(Figure dataset records)
[start]

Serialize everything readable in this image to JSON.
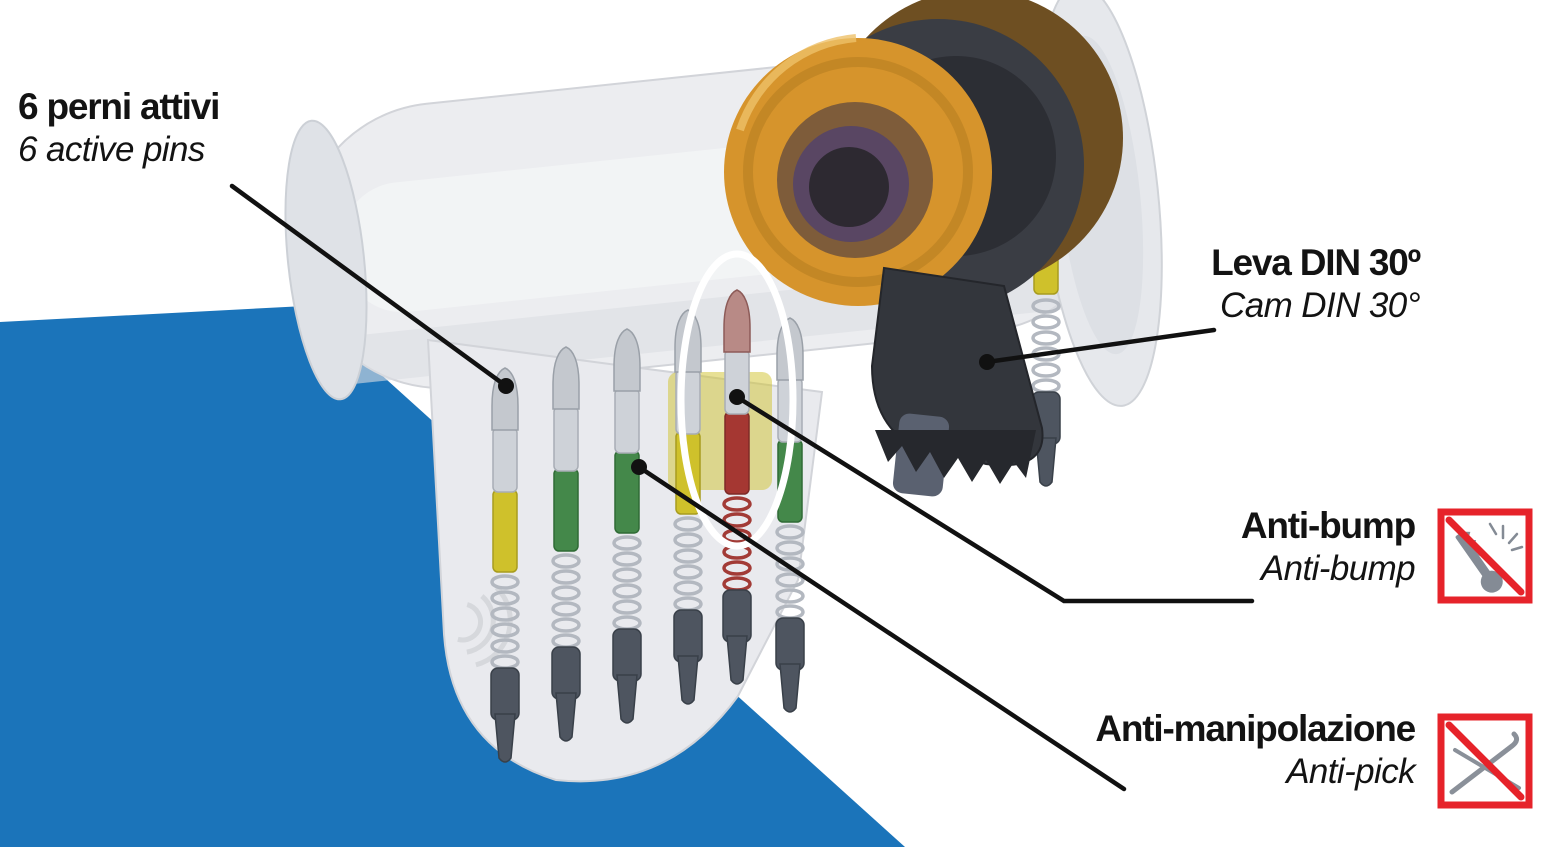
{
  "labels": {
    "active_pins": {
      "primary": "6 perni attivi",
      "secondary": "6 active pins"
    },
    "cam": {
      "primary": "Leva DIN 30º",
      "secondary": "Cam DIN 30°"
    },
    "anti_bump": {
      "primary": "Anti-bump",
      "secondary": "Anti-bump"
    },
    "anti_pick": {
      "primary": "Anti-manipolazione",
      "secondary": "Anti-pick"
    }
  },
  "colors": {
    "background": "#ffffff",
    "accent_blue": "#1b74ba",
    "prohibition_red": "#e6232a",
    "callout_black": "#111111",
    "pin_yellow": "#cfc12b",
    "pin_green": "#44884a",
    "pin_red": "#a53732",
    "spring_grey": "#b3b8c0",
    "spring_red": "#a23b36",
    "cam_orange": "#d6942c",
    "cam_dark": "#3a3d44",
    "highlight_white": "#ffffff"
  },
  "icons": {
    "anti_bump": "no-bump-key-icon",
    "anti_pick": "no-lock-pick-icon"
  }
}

[end]

Problem details:
Every entry should be returned exactly as written, minus the pictures.

Result of this exercise:
Serialize everything readable in this image to JSON.
{
  "labels": {
    "active_pins": {
      "primary": "6 perni attivi",
      "secondary": "6 active pins"
    },
    "cam": {
      "primary": "Leva DIN 30º",
      "secondary": "Cam DIN 30°"
    },
    "anti_bump": {
      "primary": "Anti-bump",
      "secondary": "Anti-bump"
    },
    "anti_pick": {
      "primary": "Anti-manipolazione",
      "secondary": "Anti-pick"
    }
  },
  "colors": {
    "background": "#ffffff",
    "accent_blue": "#1b74ba",
    "prohibition_red": "#e6232a",
    "callout_black": "#111111",
    "pin_yellow": "#cfc12b",
    "pin_green": "#44884a",
    "pin_red": "#a53732",
    "spring_grey": "#b3b8c0",
    "spring_red": "#a23b36",
    "cam_orange": "#d6942c",
    "cam_dark": "#3a3d44",
    "highlight_white": "#ffffff"
  },
  "icons": {
    "anti_bump": "no-bump-key-icon",
    "anti_pick": "no-lock-pick-icon"
  }
}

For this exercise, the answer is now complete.